**** TASK INPUTS

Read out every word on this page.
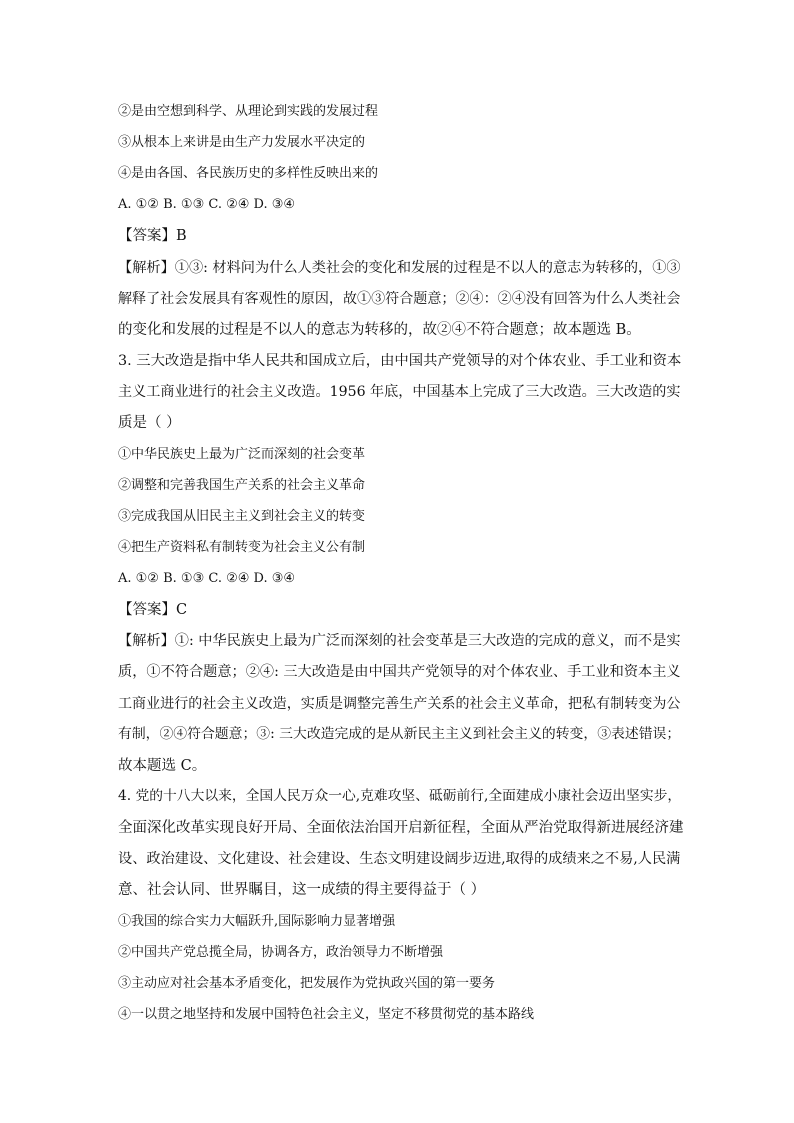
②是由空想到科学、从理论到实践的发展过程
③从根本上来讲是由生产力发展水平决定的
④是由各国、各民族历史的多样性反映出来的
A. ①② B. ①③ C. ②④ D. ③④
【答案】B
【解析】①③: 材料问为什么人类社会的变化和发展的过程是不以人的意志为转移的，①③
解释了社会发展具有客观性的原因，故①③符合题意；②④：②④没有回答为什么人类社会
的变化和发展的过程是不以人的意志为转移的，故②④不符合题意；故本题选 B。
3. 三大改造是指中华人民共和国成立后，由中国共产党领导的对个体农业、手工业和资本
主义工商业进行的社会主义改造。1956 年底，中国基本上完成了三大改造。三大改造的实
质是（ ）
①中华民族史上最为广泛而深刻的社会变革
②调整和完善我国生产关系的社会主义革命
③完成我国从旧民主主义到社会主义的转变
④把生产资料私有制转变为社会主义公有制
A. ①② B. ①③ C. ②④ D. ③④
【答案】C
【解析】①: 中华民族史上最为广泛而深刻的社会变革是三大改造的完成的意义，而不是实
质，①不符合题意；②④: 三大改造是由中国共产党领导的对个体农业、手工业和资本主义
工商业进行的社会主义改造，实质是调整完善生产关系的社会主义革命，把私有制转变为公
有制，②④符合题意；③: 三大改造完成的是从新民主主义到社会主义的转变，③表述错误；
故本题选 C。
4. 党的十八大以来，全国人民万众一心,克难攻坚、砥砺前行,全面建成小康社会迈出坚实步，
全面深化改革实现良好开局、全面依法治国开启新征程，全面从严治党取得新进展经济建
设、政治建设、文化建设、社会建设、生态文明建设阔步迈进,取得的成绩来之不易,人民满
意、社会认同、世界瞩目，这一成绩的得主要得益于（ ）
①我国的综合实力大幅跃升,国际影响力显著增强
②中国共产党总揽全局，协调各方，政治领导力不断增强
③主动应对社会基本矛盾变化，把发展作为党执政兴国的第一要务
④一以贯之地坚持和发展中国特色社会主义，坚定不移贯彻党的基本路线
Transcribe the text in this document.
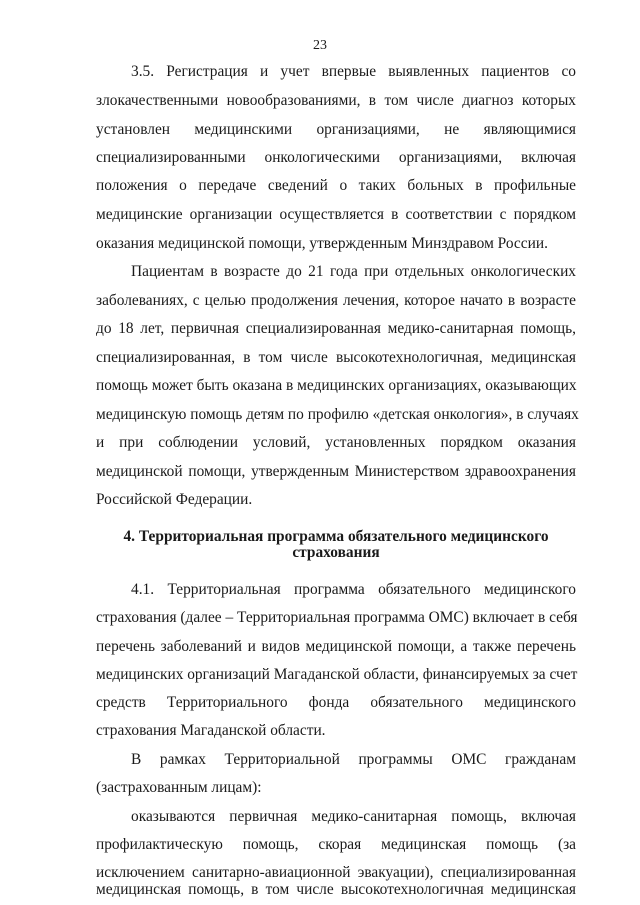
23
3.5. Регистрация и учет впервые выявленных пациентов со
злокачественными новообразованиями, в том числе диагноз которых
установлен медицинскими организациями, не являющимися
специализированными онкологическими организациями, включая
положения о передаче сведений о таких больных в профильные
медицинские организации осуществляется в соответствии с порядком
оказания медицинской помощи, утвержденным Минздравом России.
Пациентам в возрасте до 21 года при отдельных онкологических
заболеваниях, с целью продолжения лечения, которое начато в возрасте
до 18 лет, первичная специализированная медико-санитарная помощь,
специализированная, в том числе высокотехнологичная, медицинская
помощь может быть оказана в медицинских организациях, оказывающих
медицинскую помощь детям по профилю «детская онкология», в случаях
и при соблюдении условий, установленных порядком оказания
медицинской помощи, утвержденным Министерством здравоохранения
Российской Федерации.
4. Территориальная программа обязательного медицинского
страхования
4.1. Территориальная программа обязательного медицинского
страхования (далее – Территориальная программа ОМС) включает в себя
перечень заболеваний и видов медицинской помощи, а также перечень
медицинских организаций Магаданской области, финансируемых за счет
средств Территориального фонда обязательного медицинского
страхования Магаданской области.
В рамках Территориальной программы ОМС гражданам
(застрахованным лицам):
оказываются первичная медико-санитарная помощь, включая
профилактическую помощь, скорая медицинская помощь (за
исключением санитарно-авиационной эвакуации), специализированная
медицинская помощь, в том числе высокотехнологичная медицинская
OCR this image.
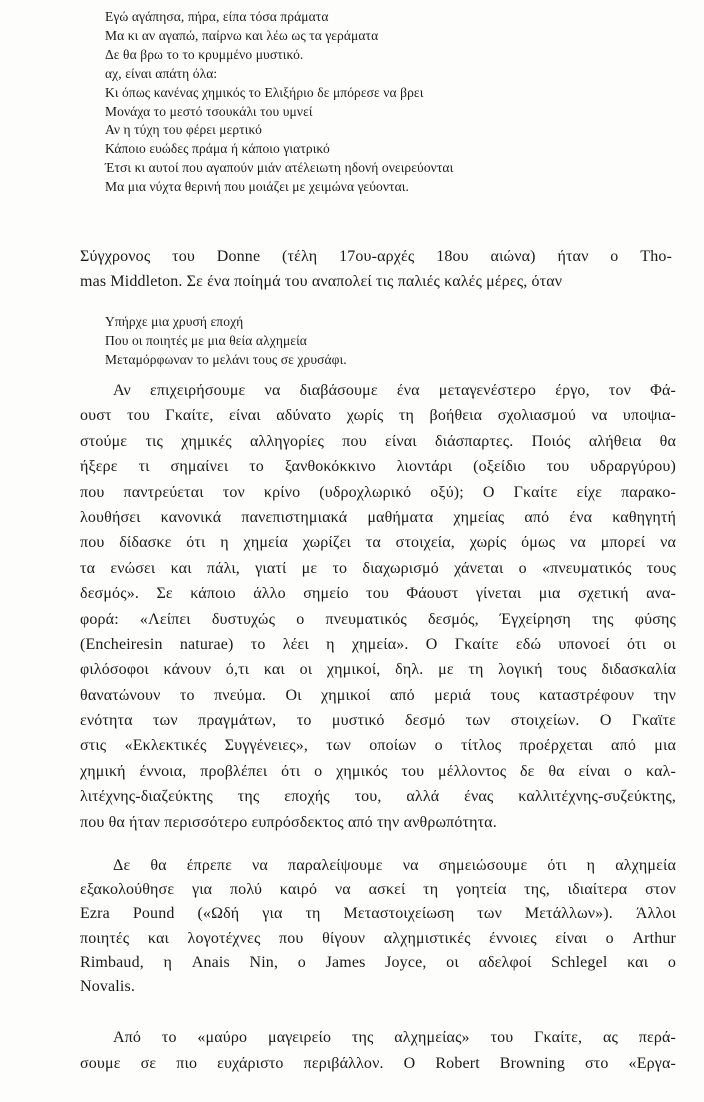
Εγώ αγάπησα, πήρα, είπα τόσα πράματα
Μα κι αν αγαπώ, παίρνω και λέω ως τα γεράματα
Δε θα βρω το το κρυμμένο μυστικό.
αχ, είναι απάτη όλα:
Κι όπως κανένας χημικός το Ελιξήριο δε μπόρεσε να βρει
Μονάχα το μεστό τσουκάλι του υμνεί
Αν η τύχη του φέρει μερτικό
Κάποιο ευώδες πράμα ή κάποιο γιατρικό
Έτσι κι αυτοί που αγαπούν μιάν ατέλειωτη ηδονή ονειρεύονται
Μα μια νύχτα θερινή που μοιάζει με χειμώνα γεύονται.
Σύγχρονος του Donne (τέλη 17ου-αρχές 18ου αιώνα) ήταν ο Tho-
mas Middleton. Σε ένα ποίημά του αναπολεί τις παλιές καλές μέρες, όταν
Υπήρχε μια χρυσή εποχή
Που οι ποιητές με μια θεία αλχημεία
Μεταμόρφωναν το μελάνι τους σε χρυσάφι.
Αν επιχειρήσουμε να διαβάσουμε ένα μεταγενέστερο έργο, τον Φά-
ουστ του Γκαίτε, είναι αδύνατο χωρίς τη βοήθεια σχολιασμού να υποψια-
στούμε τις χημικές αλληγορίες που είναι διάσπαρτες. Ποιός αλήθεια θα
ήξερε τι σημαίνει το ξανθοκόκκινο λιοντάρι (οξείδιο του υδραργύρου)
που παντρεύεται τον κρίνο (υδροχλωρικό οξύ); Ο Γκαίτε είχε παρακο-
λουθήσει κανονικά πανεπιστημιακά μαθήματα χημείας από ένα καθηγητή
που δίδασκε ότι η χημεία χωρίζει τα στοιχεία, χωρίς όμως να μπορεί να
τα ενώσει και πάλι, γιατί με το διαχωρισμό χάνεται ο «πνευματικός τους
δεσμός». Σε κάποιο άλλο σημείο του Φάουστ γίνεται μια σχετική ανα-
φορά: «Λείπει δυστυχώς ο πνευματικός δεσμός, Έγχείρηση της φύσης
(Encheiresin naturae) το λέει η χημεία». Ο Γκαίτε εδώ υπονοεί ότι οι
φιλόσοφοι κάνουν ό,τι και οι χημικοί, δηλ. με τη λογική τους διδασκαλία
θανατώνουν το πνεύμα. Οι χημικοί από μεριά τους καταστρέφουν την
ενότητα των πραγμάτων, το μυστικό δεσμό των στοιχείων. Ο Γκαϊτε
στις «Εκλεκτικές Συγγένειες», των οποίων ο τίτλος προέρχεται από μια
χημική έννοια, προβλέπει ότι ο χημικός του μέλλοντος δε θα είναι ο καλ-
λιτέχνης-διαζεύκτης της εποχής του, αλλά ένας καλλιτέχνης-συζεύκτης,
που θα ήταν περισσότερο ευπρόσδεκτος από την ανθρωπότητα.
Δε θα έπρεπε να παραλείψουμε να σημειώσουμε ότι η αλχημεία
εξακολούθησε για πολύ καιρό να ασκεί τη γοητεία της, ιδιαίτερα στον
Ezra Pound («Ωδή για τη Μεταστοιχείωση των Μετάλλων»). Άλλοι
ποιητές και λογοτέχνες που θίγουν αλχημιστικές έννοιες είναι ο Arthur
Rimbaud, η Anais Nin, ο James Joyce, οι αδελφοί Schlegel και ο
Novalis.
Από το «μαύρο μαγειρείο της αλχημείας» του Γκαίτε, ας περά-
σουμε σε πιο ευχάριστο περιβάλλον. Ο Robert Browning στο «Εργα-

********

WHAT YOU NEED TO DO:
Can the entries above be repeated exactly, without their pictures?

THE COMPLETED TASK:
Read out every word on this page.
②是由空想到科学、从理论到实践的发展过程
③从根本上来讲是由生产力发展水平决定的
④是由各国、各民族历史的多样性反映出来的
A. ①② B. ①③ C. ②④ D. ③④
【答案】B
【解析】①③: 材料问为什么人类社会的变化和发展的过程是不以人的意志为转移的，①③
解释了社会发展具有客观性的原因，故①③符合题意；②④：②④没有回答为什么人类社会
的变化和发展的过程是不以人的意志为转移的，故②④不符合题意；故本题选 B。
3. 三大改造是指中华人民共和国成立后，由中国共产党领导的对个体农业、手工业和资本
主义工商业进行的社会主义改造。1956 年底，中国基本上完成了三大改造。三大改造的实
质是（ ）
①中华民族史上最为广泛而深刻的社会变革
②调整和完善我国生产关系的社会主义革命
③完成我国从旧民主主义到社会主义的转变
④把生产资料私有制转变为社会主义公有制
A. ①② B. ①③ C. ②④ D. ③④
【答案】C
【解析】①: 中华民族史上最为广泛而深刻的社会变革是三大改造的完成的意义，而不是实
质，①不符合题意；②④: 三大改造是由中国共产党领导的对个体农业、手工业和资本主义
工商业进行的社会主义改造，实质是调整完善生产关系的社会主义革命，把私有制转变为公
有制，②④符合题意；③: 三大改造完成的是从新民主主义到社会主义的转变，③表述错误；
故本题选 C。
4. 党的十八大以来，全国人民万众一心,克难攻坚、砥砺前行,全面建成小康社会迈出坚实步，
全面深化改革实现良好开局、全面依法治国开启新征程，全面从严治党取得新进展经济建
设、政治建设、文化建设、社会建设、生态文明建设阔步迈进,取得的成绩来之不易,人民满
意、社会认同、世界瞩目，这一成绩的得主要得益于（ ）
①我国的综合实力大幅跃升,国际影响力显著增强
②中国共产党总揽全局，协调各方，政治领导力不断增强
③主动应对社会基本矛盾变化，把发展作为党执政兴国的第一要务
④一以贯之地坚持和发展中国特色社会主义，坚定不移贯彻党的基本路线
Transcribe the text in this document.
23
3.5. Регистрация и учет впервые выявленных пациентов со
злокачественными новообразованиями, в том числе диагноз которых
установлен медицинскими организациями, не являющимися
специализированными онкологическими организациями, включая
положения о передаче сведений о таких больных в профильные
медицинские организации осуществляется в соответствии с порядком
оказания медицинской помощи, утвержденным Минздравом России.
Пациентам в возрасте до 21 года при отдельных онкологических
заболеваниях, с целью продолжения лечения, которое начато в возрасте
до 18 лет, первичная специализированная медико-санитарная помощь,
специализированная, в том числе высокотехнологичная, медицинская
помощь может быть оказана в медицинских организациях, оказывающих
медицинскую помощь детям по профилю «детская онкология», в случаях
и при соблюдении условий, установленных порядком оказания
медицинской помощи, утвержденным Министерством здравоохранения
Российской Федерации.
4. Территориальная программа обязательного медицинского
страхования
4.1. Территориальная программа обязательного медицинского
страхования (далее – Территориальная программа ОМС) включает в себя
перечень заболеваний и видов медицинской помощи, а также перечень
медицинских организаций Магаданской области, финансируемых за счет
средств Территориального фонда обязательного медицинского
страхования Магаданской области.
В рамках Территориальной программы ОМС гражданам
(застрахованным лицам):
оказываются первичная медико-санитарная помощь, включая
профилактическую помощь, скорая медицинская помощь (за
исключением санитарно-авиационной эвакуации), специализированная
медицинская помощь, в том числе высокотехнологичная медицинская
OCR this image.
Εγώ αγάπησα, πήρα, είπα τόσα πράματα
Μα κι αν αγαπώ, παίρνω και λέω ως τα γεράματα
Δε θα βρω το το κρυμμένο μυστικό.
αχ, είναι απάτη όλα:
Κι όπως κανένας χημικός το Ελιξήριο δε μπόρεσε να βρει
Μονάχα το μεστό τσουκάλι του υμνεί
Αν η τύχη του φέρει μερτικό
Κάποιο ευώδες πράμα ή κάποιο γιατρικό
Έτσι κι αυτοί που αγαπούν μιάν ατέλειωτη ηδονή ονειρεύονται
Μα μια νύχτα θερινή που μοιάζει με χειμώνα γεύονται.
Σύγχρονος του Donne (τέλη 17ου-αρχές 18ου αιώνα) ήταν ο Tho-
mas Middleton. Σε ένα ποίημά του αναπολεί τις παλιές καλές μέρες, όταν
Υπήρχε μια χρυσή εποχή
Που οι ποιητές με μια θεία αλχημεία
Μεταμόρφωναν το μελάνι τους σε χρυσάφι.
Αν επιχειρήσουμε να διαβάσουμε ένα μεταγενέστερο έργο, τον Φά-
ουστ του Γκαίτε, είναι αδύνατο χωρίς τη βοήθεια σχολιασμού να υποψια-
στούμε τις χημικές αλληγορίες που είναι διάσπαρτες. Ποιός αλήθεια θα
ήξερε τι σημαίνει το ξανθοκόκκινο λιοντάρι (οξείδιο του υδραργύρου)
που παντρεύεται τον κρίνο (υδροχλωρικό οξύ); Ο Γκαίτε είχε παρακο-
λουθήσει κανονικά πανεπιστημιακά μαθήματα χημείας από ένα καθηγητή
που δίδασκε ότι η χημεία χωρίζει τα στοιχεία, χωρίς όμως να μπορεί να
τα ενώσει και πάλι, γιατί με το διαχωρισμό χάνεται ο «πνευματικός τους
δεσμός». Σε κάποιο άλλο σημείο του Φάουστ γίνεται μια σχετική ανα-
φορά: «Λείπει δυστυχώς ο πνευματικός δεσμός, Έγχείρηση της φύσης
(Encheiresin naturae) το λέει η χημεία». Ο Γκαίτε εδώ υπονοεί ότι οι
φιλόσοφοι κάνουν ό,τι και οι χημικοί, δηλ. με τη λογική τους διδασκαλία
θανατώνουν το πνεύμα. Οι χημικοί από μεριά τους καταστρέφουν την
ενότητα των πραγμάτων, το μυστικό δεσμό των στοιχείων. Ο Γκαϊτε
στις «Εκλεκτικές Συγγένειες», των οποίων ο τίτλος προέρχεται από μια
χημική έννοια, προβλέπει ότι ο χημικός του μέλλοντος δε θα είναι ο καλ-
λιτέχνης-διαζεύκτης της εποχής του, αλλά ένας καλλιτέχνης-συζεύκτης,
που θα ήταν περισσότερο ευπρόσδεκτος από την ανθρωπότητα.
Δε θα έπρεπε να παραλείψουμε να σημειώσουμε ότι η αλχημεία
εξακολούθησε για πολύ καιρό να ασκεί τη γοητεία της, ιδιαίτερα στον
Ezra Pound («Ωδή για τη Μεταστοιχείωση των Μετάλλων»). Άλλοι
ποιητές και λογοτέχνες που θίγουν αλχημιστικές έννοιες είναι ο Arthur
Rimbaud, η Anais Nin, ο James Joyce, οι αδελφοί Schlegel και ο
Novalis.
Από το «μαύρο μαγειρείο της αλχημείας» του Γκαίτε, ας περά-
σουμε σε πιο ευχάριστο περιβάλλον. Ο Robert Browning στο «Εργα-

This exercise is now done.